> **Written exercise**:
Pick out each line of the records that includes the string "name", and copy it.

[Begin Given information]

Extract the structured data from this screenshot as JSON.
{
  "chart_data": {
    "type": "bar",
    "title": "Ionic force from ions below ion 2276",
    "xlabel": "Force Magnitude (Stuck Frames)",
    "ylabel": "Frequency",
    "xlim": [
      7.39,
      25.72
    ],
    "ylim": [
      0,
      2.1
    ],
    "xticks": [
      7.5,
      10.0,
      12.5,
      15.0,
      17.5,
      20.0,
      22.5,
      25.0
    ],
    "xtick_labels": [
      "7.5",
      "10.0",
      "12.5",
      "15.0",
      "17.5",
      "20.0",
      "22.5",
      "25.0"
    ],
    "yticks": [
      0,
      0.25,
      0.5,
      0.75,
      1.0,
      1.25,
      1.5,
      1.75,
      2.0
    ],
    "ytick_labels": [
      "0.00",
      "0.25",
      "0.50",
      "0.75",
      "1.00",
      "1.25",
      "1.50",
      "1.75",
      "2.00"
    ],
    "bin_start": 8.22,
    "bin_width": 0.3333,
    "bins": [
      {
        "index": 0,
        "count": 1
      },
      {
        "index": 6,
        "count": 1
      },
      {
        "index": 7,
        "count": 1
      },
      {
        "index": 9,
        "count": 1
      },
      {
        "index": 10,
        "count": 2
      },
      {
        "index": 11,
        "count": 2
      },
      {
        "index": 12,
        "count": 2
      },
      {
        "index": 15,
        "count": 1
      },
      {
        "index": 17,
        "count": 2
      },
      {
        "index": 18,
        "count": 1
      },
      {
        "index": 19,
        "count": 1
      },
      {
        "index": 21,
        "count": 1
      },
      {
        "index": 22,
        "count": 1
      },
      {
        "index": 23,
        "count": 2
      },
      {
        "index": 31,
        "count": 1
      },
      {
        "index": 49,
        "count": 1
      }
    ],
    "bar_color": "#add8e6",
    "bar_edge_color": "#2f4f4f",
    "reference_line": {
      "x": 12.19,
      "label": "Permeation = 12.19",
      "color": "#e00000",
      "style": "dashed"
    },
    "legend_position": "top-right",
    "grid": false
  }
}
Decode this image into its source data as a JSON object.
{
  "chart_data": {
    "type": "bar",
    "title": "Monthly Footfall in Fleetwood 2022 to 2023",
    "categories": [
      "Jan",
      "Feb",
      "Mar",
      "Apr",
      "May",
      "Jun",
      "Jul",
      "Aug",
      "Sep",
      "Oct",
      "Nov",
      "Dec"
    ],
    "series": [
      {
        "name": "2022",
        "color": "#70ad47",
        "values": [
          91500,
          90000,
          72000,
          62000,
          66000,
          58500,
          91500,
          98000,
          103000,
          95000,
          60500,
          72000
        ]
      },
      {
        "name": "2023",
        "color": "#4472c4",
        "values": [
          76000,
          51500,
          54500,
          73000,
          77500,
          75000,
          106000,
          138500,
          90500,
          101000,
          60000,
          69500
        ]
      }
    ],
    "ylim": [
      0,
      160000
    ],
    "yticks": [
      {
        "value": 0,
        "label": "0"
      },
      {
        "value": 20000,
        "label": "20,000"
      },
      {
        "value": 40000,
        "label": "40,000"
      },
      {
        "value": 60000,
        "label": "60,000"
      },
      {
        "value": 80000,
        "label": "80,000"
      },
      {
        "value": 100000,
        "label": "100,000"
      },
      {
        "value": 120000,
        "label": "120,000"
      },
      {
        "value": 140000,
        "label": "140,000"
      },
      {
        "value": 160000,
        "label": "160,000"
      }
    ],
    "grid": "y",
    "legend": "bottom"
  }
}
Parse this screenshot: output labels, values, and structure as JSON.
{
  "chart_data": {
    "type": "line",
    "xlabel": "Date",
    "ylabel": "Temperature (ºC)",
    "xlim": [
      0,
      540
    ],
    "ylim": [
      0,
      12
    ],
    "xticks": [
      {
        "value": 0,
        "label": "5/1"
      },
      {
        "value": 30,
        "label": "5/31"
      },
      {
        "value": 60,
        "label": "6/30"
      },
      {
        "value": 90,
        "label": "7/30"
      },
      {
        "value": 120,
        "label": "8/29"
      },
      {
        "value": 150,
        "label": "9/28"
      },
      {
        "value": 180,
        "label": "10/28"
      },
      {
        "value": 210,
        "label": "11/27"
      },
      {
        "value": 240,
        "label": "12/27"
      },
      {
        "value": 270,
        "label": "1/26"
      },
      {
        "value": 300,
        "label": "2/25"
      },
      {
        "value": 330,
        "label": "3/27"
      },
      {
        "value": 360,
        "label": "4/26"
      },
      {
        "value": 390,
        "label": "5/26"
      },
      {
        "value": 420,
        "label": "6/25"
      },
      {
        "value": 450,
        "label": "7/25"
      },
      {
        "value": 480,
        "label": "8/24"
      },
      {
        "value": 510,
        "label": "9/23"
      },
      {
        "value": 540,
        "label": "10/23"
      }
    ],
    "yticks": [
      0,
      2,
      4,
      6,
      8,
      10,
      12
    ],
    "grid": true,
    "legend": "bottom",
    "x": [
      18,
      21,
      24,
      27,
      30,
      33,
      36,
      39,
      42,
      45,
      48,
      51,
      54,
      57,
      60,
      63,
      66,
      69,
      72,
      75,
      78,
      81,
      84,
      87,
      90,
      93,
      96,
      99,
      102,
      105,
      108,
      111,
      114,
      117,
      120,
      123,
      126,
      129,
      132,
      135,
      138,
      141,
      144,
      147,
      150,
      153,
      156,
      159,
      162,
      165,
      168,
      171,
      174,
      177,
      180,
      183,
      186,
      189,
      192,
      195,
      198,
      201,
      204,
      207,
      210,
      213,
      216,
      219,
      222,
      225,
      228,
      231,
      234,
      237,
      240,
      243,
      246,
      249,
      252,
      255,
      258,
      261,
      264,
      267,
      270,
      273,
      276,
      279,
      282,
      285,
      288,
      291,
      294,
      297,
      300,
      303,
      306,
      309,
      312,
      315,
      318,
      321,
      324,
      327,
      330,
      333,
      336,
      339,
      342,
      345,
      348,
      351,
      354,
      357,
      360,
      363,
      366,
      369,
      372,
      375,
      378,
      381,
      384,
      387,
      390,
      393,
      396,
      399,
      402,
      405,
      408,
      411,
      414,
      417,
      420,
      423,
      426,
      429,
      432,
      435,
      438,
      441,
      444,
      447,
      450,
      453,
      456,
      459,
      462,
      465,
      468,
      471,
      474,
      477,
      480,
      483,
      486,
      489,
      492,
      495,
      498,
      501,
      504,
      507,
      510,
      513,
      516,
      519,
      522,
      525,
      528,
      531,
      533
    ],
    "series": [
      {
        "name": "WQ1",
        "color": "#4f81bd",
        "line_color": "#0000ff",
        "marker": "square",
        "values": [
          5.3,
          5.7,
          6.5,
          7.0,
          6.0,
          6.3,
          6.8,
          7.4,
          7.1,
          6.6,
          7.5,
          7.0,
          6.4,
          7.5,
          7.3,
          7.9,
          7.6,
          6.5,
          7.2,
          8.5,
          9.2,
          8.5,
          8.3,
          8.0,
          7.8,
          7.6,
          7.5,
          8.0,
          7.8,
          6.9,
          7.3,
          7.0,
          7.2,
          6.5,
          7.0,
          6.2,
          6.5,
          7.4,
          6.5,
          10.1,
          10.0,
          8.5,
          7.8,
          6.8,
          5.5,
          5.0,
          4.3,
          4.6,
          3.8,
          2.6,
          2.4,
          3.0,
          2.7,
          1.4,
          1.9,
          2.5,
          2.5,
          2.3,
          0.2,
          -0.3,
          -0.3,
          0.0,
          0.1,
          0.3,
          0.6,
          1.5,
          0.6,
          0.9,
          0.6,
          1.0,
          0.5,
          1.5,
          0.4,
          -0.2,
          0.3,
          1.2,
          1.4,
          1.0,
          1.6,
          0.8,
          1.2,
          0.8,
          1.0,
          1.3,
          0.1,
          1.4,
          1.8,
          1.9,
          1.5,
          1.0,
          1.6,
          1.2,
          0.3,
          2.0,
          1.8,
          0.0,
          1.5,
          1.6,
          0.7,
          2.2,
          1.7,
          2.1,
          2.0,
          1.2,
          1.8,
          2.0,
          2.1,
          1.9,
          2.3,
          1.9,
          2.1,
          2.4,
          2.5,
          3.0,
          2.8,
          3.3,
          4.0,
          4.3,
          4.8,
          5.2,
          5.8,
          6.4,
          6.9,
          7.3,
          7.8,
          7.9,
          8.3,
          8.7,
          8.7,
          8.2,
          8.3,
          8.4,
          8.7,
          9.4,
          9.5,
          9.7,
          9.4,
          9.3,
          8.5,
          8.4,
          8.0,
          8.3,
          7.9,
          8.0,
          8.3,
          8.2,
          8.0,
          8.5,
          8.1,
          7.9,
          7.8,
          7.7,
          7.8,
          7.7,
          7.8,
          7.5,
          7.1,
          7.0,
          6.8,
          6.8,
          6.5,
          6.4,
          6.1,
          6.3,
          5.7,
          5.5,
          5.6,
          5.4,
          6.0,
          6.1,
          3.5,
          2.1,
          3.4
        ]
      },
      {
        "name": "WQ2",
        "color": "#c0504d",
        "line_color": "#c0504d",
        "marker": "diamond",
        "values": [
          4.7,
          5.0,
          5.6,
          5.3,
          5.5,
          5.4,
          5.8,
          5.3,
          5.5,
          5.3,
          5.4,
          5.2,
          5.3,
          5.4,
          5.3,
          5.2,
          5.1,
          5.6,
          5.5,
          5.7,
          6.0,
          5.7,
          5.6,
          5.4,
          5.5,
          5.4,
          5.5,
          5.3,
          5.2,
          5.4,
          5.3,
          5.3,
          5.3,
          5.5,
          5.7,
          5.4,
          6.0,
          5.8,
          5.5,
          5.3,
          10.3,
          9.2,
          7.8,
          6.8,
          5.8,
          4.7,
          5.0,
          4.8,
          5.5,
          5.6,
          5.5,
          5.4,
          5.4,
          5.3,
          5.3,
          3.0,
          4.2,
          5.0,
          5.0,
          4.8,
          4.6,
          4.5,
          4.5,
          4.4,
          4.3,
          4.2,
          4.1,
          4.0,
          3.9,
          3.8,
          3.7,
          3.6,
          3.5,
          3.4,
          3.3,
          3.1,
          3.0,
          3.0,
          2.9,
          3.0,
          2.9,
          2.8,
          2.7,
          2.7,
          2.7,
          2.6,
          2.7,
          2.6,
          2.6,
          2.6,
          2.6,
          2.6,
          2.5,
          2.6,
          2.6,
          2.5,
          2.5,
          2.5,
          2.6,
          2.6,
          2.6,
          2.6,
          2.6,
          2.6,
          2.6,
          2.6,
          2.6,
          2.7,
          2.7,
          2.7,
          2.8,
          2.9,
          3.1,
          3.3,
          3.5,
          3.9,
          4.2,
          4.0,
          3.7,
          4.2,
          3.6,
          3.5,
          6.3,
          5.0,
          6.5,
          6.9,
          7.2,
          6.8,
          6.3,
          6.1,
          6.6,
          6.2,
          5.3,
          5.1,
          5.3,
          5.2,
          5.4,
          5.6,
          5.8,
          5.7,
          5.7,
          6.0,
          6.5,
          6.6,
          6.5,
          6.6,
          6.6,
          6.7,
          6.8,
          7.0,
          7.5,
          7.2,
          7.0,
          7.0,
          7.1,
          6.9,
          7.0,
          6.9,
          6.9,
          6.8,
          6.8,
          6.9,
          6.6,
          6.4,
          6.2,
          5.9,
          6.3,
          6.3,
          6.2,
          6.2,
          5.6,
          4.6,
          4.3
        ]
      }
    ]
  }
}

[End Given information]

> **Reply**:
        "name": "2022",
        "name": "2023",
        "name": "WQ1",
        "name": "WQ2",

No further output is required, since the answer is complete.